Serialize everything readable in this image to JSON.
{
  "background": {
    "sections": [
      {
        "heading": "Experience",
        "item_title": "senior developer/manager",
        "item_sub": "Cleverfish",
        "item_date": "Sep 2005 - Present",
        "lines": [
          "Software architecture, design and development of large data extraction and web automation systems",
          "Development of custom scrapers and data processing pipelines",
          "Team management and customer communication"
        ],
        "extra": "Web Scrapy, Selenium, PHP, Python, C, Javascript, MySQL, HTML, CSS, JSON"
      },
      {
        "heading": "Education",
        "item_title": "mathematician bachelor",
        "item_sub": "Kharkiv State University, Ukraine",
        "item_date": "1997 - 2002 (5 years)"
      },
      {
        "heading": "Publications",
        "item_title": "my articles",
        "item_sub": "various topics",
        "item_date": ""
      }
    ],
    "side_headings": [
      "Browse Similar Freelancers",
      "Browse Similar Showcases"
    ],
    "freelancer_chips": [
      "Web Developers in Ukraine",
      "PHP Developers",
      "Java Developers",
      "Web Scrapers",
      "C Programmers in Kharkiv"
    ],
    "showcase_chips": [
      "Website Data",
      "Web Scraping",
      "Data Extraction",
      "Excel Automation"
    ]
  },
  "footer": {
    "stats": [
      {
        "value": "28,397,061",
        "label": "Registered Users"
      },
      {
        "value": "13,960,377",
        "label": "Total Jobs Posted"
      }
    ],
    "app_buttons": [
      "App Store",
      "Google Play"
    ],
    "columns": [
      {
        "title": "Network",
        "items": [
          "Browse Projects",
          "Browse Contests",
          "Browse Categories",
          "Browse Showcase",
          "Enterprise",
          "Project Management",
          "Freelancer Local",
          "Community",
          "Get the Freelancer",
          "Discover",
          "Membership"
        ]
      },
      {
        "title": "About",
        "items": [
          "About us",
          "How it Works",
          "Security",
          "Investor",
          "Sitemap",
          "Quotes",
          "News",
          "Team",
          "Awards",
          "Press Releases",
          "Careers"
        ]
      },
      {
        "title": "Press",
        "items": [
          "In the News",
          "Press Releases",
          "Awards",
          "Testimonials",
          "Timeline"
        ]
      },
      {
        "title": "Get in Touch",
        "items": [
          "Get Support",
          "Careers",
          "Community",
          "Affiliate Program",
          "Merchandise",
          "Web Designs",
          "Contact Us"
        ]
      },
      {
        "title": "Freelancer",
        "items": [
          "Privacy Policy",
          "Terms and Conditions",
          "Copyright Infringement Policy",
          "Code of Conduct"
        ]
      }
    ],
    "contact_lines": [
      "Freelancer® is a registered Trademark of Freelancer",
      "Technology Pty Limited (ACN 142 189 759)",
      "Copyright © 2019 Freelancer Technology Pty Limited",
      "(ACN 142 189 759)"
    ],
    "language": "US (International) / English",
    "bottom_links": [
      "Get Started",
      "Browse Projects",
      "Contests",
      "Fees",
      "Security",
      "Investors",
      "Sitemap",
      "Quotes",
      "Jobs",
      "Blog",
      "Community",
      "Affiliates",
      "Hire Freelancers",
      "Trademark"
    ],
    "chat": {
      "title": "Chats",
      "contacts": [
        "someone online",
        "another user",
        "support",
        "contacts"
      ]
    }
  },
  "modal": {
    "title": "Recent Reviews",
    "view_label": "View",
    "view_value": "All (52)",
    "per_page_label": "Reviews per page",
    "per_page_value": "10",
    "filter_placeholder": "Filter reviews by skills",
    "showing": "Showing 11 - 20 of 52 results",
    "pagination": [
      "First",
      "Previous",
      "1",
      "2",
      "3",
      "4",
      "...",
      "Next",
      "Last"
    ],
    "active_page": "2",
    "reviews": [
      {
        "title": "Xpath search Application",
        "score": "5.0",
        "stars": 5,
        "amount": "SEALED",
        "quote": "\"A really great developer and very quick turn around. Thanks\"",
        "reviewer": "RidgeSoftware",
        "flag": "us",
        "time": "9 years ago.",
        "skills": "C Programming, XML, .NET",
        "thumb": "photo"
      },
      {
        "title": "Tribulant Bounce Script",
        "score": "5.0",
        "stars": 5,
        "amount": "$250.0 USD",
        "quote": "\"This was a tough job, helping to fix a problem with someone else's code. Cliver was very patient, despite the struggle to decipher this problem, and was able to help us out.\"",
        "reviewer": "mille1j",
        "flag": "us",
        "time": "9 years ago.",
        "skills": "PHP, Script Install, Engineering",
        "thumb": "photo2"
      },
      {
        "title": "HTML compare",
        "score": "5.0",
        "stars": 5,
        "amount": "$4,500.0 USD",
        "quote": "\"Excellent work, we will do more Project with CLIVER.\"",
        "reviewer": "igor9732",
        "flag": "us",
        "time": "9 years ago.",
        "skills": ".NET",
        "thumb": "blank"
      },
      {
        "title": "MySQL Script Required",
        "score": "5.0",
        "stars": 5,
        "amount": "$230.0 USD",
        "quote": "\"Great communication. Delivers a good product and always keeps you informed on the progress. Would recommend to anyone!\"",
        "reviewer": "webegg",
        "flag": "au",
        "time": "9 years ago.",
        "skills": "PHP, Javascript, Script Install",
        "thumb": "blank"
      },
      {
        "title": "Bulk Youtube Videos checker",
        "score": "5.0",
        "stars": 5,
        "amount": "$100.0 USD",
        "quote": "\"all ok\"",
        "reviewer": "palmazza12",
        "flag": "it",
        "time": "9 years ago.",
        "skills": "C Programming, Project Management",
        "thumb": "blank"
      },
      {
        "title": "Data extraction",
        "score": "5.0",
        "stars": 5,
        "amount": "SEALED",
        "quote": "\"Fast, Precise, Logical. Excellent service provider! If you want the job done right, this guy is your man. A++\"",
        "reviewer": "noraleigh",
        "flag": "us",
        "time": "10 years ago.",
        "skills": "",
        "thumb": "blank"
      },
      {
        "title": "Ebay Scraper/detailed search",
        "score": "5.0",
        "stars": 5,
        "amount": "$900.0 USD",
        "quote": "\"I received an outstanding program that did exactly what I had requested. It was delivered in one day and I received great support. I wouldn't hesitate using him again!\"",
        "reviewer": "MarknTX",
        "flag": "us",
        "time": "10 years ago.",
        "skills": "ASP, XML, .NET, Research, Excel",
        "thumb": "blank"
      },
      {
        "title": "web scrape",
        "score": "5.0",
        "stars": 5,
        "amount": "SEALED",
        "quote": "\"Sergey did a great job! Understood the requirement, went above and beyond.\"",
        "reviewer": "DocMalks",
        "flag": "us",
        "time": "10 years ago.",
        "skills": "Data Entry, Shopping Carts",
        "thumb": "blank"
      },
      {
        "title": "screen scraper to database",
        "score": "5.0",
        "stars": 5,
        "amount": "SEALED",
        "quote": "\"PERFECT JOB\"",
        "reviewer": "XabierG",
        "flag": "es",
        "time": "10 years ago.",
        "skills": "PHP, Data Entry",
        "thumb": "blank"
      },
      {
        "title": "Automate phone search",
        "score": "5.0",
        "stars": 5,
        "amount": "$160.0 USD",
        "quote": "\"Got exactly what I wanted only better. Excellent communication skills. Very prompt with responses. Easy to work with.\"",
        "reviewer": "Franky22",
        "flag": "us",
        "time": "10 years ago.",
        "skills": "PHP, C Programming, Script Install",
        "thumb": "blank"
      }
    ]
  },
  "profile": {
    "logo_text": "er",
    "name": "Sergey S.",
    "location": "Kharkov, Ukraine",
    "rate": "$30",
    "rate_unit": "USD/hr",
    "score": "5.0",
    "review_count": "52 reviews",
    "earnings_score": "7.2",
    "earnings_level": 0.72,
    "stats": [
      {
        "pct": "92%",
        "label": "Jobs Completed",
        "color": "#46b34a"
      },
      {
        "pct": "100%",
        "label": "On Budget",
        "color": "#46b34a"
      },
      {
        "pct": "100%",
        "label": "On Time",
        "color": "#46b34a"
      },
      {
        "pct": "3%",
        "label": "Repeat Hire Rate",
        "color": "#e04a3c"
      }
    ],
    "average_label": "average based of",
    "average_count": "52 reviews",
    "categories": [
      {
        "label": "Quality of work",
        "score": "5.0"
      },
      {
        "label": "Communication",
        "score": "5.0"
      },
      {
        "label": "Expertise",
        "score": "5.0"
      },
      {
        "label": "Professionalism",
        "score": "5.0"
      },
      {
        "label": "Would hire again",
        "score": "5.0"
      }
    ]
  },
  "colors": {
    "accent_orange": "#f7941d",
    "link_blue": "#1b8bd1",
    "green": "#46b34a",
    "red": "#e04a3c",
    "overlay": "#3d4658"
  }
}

——————

WRITTEN TASK: Say how many lines in the entries contain the string "Similar", and leave out everything else.

TASK RESPONSE: 2